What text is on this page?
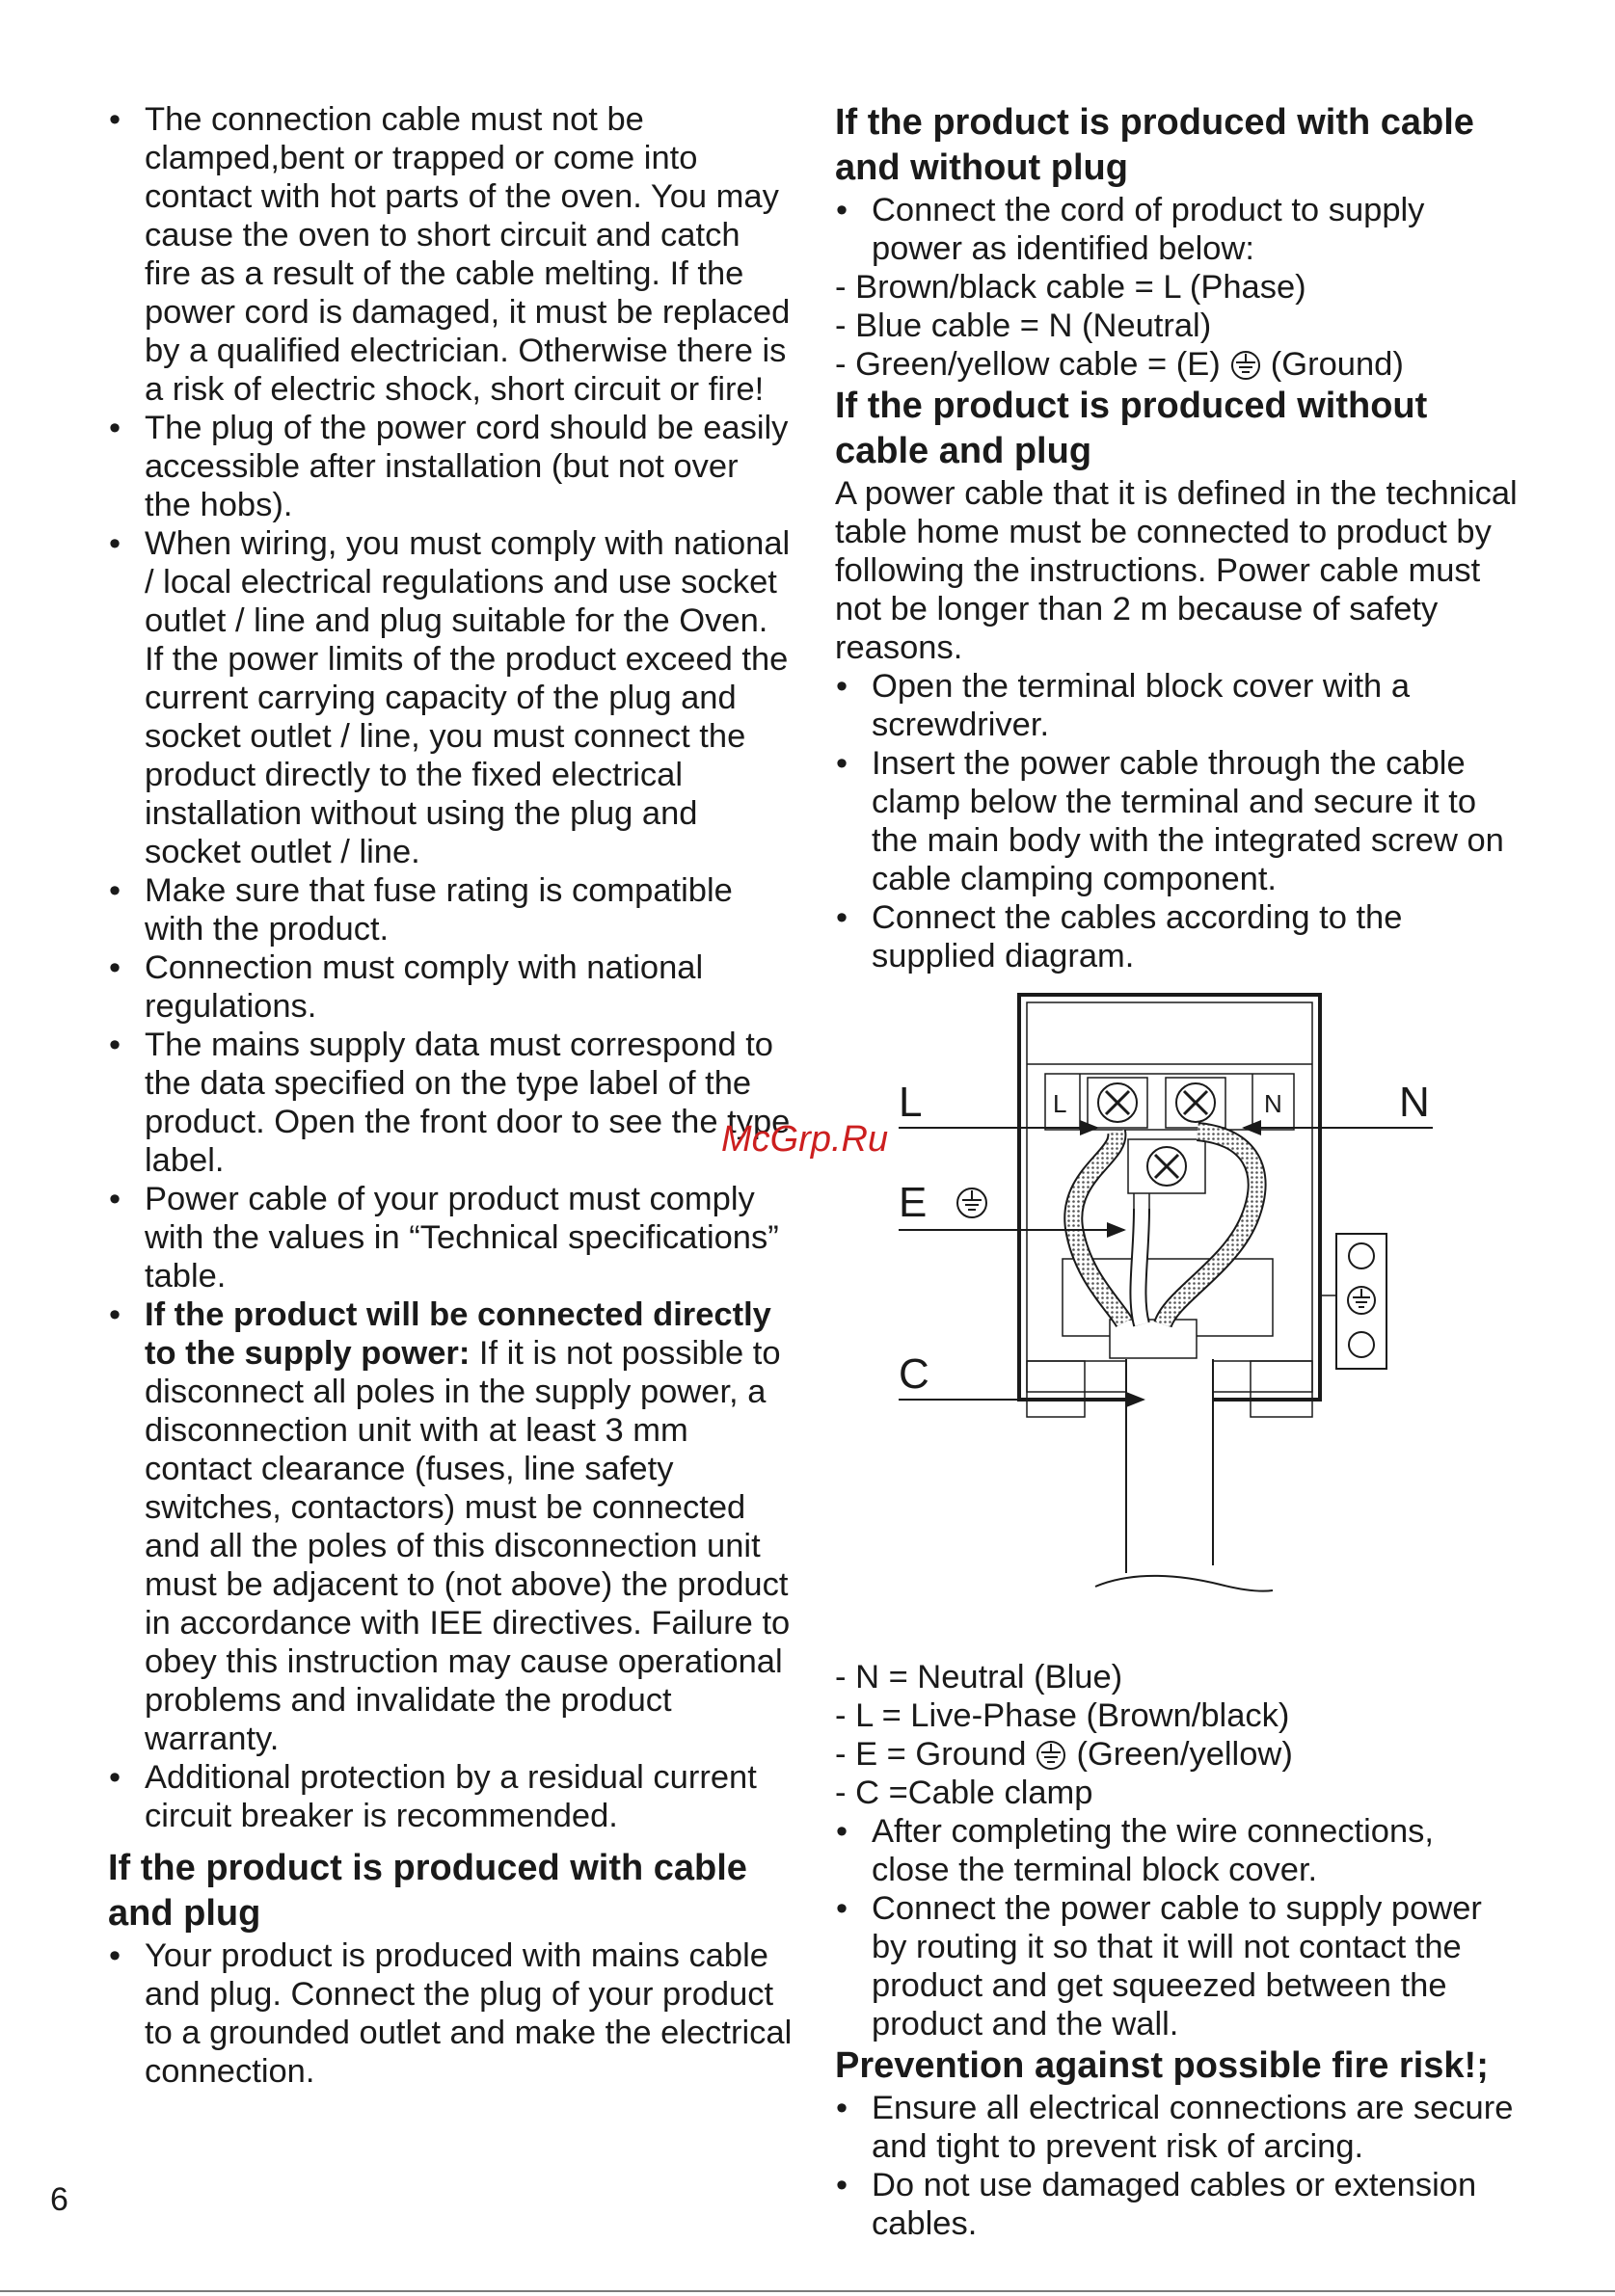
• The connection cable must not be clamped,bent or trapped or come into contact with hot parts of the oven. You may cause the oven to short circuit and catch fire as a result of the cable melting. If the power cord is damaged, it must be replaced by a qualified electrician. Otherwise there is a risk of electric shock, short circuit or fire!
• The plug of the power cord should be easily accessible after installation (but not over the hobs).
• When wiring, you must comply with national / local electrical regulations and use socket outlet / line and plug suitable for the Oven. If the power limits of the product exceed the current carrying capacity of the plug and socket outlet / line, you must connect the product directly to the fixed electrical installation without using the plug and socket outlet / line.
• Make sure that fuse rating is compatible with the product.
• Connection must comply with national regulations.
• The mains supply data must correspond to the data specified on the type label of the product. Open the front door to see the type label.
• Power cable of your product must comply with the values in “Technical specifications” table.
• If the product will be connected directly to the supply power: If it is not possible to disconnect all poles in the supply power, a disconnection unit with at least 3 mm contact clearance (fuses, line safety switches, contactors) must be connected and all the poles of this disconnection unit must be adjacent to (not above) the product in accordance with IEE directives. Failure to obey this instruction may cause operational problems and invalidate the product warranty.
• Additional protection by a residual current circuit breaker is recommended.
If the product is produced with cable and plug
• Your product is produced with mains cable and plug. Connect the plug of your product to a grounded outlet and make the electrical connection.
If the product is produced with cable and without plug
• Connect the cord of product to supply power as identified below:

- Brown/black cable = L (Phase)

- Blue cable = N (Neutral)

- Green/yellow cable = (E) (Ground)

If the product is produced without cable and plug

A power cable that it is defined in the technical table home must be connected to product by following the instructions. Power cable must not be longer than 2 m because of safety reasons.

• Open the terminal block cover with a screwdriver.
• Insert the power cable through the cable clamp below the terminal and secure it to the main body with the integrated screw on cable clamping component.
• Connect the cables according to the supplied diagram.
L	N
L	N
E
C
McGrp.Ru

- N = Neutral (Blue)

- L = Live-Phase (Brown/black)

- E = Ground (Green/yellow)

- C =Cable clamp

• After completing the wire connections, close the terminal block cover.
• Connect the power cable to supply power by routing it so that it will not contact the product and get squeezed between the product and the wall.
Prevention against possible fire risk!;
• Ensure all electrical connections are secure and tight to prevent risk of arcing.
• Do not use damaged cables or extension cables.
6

════

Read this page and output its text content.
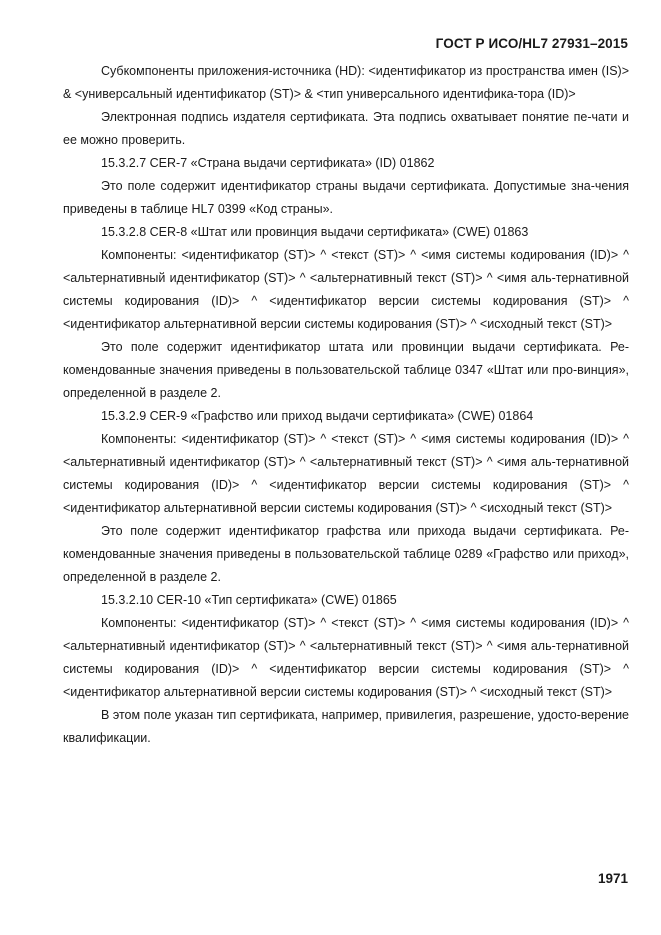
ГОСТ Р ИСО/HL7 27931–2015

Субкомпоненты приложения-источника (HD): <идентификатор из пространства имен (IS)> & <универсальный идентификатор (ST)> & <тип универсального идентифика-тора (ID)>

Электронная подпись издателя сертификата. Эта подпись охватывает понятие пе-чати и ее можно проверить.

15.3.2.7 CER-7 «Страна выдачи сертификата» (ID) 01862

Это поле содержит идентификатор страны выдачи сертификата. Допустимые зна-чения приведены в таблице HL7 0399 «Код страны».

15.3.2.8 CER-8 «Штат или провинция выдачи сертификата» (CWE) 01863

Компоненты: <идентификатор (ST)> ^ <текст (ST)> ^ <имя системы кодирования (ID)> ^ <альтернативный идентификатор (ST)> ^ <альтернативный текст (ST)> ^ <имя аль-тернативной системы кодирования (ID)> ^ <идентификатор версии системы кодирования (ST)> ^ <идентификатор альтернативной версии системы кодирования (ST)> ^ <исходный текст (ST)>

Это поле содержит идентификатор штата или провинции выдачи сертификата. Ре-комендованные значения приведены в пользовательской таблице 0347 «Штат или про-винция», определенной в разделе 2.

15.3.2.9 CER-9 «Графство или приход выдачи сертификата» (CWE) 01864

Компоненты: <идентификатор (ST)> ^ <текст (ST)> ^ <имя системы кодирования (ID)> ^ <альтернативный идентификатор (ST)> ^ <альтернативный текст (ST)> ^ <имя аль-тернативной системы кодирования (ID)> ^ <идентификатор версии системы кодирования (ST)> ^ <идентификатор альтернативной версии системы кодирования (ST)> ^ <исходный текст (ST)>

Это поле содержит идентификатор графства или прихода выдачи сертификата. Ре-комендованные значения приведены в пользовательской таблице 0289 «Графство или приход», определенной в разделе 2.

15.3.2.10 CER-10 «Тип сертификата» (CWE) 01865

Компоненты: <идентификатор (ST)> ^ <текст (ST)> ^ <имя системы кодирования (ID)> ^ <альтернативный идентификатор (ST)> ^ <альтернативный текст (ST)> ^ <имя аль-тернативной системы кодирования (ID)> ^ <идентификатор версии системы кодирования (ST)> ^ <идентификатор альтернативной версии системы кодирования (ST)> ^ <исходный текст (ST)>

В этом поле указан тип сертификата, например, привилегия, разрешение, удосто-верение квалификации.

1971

════

Exercise task —
Search the entries for "Brown" and copy out each line that has it.

Task response —
- Brown/black cable = L (Phase)
- L = Live-Phase (Brown/black)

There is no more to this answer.